Show, in full, each line of the data that contains "同様とする".

>> START DATA PROVIDED

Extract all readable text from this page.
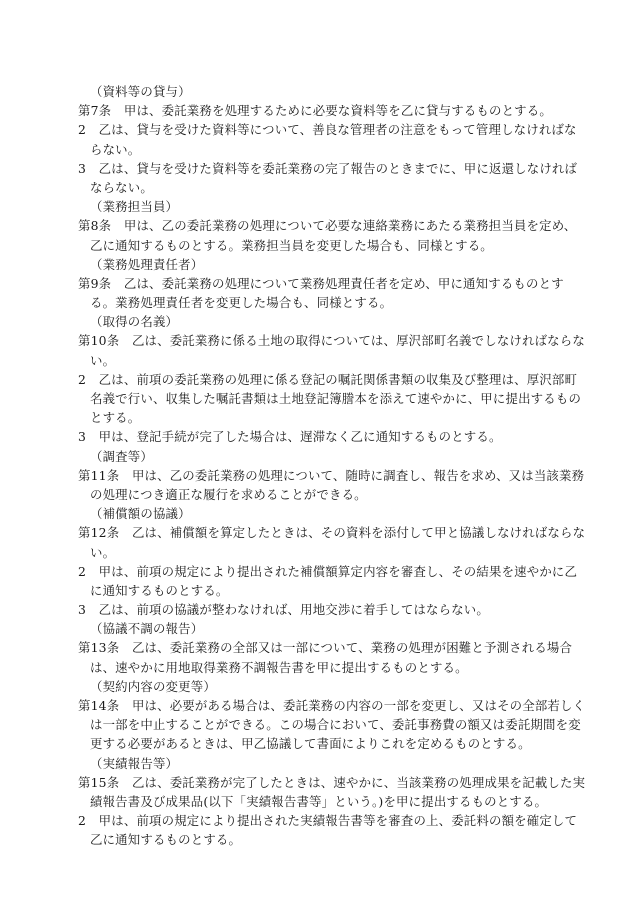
（資料等の貸与）
第7条　甲は、委託業務を処理するために必要な資料等を乙に貸与するものとする。
2　乙は、貸与を受けた資料等について、善良な管理者の注意をもって管理しなければな
らない。
3　乙は、貸与を受けた資料等を委託業務の完了報告のときまでに、甲に返還しなければ
ならない。
（業務担当員）
第8条　甲は、乙の委託業務の処理について必要な連絡業務にあたる業務担当員を定め、
乙に通知するものとする。業務担当員を変更した場合も、同様とする。
（業務処理責任者）
第9条　乙は、委託業務の処理について業務処理責任者を定め、甲に通知するものとす
る。業務処理責任者を変更した場合も、同様とする。
（取得の名義）
第10条　乙は、委託業務に係る土地の取得については、厚沢部町名義でしなければならな
い。
2　乙は、前項の委託業務の処理に係る登記の嘱託関係書類の収集及び整理は、厚沢部町
名義で行い、収集した嘱託書類は土地登記簿謄本を添えて速やかに、甲に提出するもの
とする。
3　甲は、登記手続が完了した場合は、遅滞なく乙に通知するものとする。
（調査等）
第11条　甲は、乙の委託業務の処理について、随時に調査し、報告を求め、又は当該業務
の処理につき適正な履行を求めることができる。
（補償額の協議）
第12条　乙は、補償額を算定したときは、その資料を添付して甲と協議しなければならな
い。
2　甲は、前項の規定により提出された補償額算定内容を審査し、その結果を速やかに乙
に通知するものとする。
3　乙は、前項の協議が整わなければ、用地交渉に着手してはならない。
（協議不調の報告）
第13条　乙は、委託業務の全部又は一部について、業務の処理が困難と予測される場合
は、速やかに用地取得業務不調報告書を甲に提出するものとする。
（契約内容の変更等）
第14条　甲は、必要がある場合は、委託業務の内容の一部を変更し、又はその全部若しく
は一部を中止することができる。この場合において、委託事務費の額又は委託期間を変
更する必要があるときは、甲乙協議して書面によりこれを定めるものとする。
（実績報告等）
第15条　乙は、委託業務が完了したときは、速やかに、当該業務の処理成果を記載した実
績報告書及び成果品(以下「実績報告書等」という。)を甲に提出するものとする。
2　甲は、前項の規定により提出された実績報告書等を審査の上、委託料の額を確定して
乙に通知するものとする。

>> END DATA PROVIDED

ANSWER ▸
乙に通知するものとする。業務担当員を変更した場合も、同様とする。
る。業務処理責任者を変更した場合も、同様とする。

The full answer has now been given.